# OBJECTIVE
Copy every line that mentions the word "Nano".
----
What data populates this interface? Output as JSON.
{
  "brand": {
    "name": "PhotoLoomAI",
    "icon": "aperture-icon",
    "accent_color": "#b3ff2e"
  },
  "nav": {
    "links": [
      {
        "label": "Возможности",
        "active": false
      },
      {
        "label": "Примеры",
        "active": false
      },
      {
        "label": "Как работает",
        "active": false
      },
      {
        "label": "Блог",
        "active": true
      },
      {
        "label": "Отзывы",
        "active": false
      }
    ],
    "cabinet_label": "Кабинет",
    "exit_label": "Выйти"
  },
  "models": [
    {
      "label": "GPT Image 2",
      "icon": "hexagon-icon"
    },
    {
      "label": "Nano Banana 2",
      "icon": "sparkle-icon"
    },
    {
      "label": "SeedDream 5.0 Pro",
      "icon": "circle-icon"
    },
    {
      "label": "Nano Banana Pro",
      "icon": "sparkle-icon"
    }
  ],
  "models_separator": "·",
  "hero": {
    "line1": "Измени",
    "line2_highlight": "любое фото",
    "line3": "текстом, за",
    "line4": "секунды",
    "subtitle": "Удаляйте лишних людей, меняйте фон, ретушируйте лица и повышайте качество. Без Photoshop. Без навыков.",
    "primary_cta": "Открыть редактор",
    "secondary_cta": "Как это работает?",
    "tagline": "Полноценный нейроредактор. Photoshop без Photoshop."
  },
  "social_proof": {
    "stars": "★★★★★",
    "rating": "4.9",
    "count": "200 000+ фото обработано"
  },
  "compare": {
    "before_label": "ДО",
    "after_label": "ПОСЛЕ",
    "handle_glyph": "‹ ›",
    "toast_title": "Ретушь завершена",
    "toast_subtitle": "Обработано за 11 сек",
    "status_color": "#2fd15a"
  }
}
----
# RESULT OF THIS TASK
      "label": "Nano Banana 2",
      "label": "Nano Banana Pro",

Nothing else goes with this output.